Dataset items
- - - - - - -

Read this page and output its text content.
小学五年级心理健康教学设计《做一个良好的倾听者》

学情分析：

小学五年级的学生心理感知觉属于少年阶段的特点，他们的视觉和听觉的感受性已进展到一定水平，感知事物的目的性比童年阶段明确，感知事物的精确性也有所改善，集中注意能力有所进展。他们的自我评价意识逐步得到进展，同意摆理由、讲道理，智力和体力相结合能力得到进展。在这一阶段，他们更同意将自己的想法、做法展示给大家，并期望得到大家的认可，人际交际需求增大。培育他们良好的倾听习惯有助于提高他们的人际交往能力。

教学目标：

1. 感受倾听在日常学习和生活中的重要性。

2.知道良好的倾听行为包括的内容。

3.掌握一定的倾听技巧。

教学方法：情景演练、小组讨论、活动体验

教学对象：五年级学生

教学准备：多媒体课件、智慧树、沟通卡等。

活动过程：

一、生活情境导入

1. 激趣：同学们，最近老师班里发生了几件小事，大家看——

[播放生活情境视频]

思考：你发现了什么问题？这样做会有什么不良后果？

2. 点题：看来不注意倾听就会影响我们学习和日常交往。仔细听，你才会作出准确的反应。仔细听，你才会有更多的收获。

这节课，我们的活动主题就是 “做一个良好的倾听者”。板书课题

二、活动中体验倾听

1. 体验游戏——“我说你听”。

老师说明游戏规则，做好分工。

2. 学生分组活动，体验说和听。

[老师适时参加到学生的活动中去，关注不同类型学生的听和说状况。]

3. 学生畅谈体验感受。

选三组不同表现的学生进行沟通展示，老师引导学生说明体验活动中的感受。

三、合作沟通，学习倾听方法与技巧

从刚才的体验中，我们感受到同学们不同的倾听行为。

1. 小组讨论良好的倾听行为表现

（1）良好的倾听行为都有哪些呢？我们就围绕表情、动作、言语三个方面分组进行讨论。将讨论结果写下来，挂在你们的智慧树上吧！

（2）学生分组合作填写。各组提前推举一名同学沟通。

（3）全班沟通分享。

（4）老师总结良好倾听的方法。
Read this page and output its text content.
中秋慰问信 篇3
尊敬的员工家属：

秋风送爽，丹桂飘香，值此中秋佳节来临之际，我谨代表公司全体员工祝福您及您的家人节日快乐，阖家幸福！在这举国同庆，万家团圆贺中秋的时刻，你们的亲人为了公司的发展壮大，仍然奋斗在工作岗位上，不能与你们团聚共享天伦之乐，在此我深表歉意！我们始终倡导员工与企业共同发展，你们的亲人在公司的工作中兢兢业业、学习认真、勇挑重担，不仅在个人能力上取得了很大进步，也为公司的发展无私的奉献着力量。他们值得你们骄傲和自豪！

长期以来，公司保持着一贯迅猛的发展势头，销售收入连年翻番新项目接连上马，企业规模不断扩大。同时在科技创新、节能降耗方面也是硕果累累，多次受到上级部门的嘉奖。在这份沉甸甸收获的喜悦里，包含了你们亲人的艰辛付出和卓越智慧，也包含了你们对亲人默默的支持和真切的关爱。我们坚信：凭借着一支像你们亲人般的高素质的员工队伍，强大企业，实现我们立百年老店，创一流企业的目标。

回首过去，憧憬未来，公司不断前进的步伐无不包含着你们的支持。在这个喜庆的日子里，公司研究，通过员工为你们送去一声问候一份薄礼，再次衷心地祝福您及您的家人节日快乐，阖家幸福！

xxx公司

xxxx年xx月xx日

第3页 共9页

- - - - - - -

_WORK REQUIRED:_ Return all of the data exactly as it reads.

_OUTPUT OF THE EXERCISE:_
Read this page and output its text content.
小学五年级心理健康教学设计《做一个良好的倾听者》

学情分析：

小学五年级的学生心理感知觉属于少年阶段的特点，他们的视觉和听觉的感受性已进展到一定水平，感知事物的目的性比童年阶段明确，感知事物的精确性也有所改善，集中注意能力有所进展。他们的自我评价意识逐步得到进展，同意摆理由、讲道理，智力和体力相结合能力得到进展。在这一阶段，他们更同意将自己的想法、做法展示给大家，并期望得到大家的认可，人际交际需求增大。培育他们良好的倾听习惯有助于提高他们的人际交往能力。

教学目标：

1. 感受倾听在日常学习和生活中的重要性。

2.知道良好的倾听行为包括的内容。

3.掌握一定的倾听技巧。

教学方法：情景演练、小组讨论、活动体验

教学对象：五年级学生

教学准备：多媒体课件、智慧树、沟通卡等。

活动过程：

一、生活情境导入

1. 激趣：同学们，最近老师班里发生了几件小事，大家看——

[播放生活情境视频]

思考：你发现了什么问题？这样做会有什么不良后果？

2. 点题：看来不注意倾听就会影响我们学习和日常交往。仔细听，你才会作出准确的反应。仔细听，你才会有更多的收获。

这节课，我们的活动主题就是 “做一个良好的倾听者”。板书课题

二、活动中体验倾听

1. 体验游戏——“我说你听”。

老师说明游戏规则，做好分工。

2. 学生分组活动，体验说和听。

[老师适时参加到学生的活动中去，关注不同类型学生的听和说状况。]

3. 学生畅谈体验感受。

选三组不同表现的学生进行沟通展示，老师引导学生说明体验活动中的感受。

三、合作沟通，学习倾听方法与技巧

从刚才的体验中，我们感受到同学们不同的倾听行为。

1. 小组讨论良好的倾听行为表现

（1）良好的倾听行为都有哪些呢？我们就围绕表情、动作、言语三个方面分组进行讨论。将讨论结果写下来，挂在你们的智慧树上吧！

（2）学生分组合作填写。各组提前推举一名同学沟通。

（3）全班沟通分享。

（4）老师总结良好倾听的方法。
Read this page and output its text content.
中秋慰问信 篇3
尊敬的员工家属：

秋风送爽，丹桂飘香，值此中秋佳节来临之际，我谨代表公司全体员工祝福您及您的家人节日快乐，阖家幸福！在这举国同庆，万家团圆贺中秋的时刻，你们的亲人为了公司的发展壮大，仍然奋斗在工作岗位上，不能与你们团聚共享天伦之乐，在此我深表歉意！我们始终倡导员工与企业共同发展，你们的亲人在公司的工作中兢兢业业、学习认真、勇挑重担，不仅在个人能力上取得了很大进步，也为公司的发展无私的奉献着力量。他们值得你们骄傲和自豪！

长期以来，公司保持着一贯迅猛的发展势头，销售收入连年翻番新项目接连上马，企业规模不断扩大。同时在科技创新、节能降耗方面也是硕果累累，多次受到上级部门的嘉奖。在这份沉甸甸收获的喜悦里，包含了你们亲人的艰辛付出和卓越智慧，也包含了你们对亲人默默的支持和真切的关爱。我们坚信：凭借着一支像你们亲人般的高素质的员工队伍，强大企业，实现我们立百年老店，创一流企业的目标。

回首过去，憧憬未来，公司不断前进的步伐无不包含着你们的支持。在这个喜庆的日子里，公司研究，通过员工为你们送去一声问候一份薄礼，再次衷心地祝福您及您的家人节日快乐，阖家幸福！

xxx公司

xxxx年xx月xx日

第3页 共9页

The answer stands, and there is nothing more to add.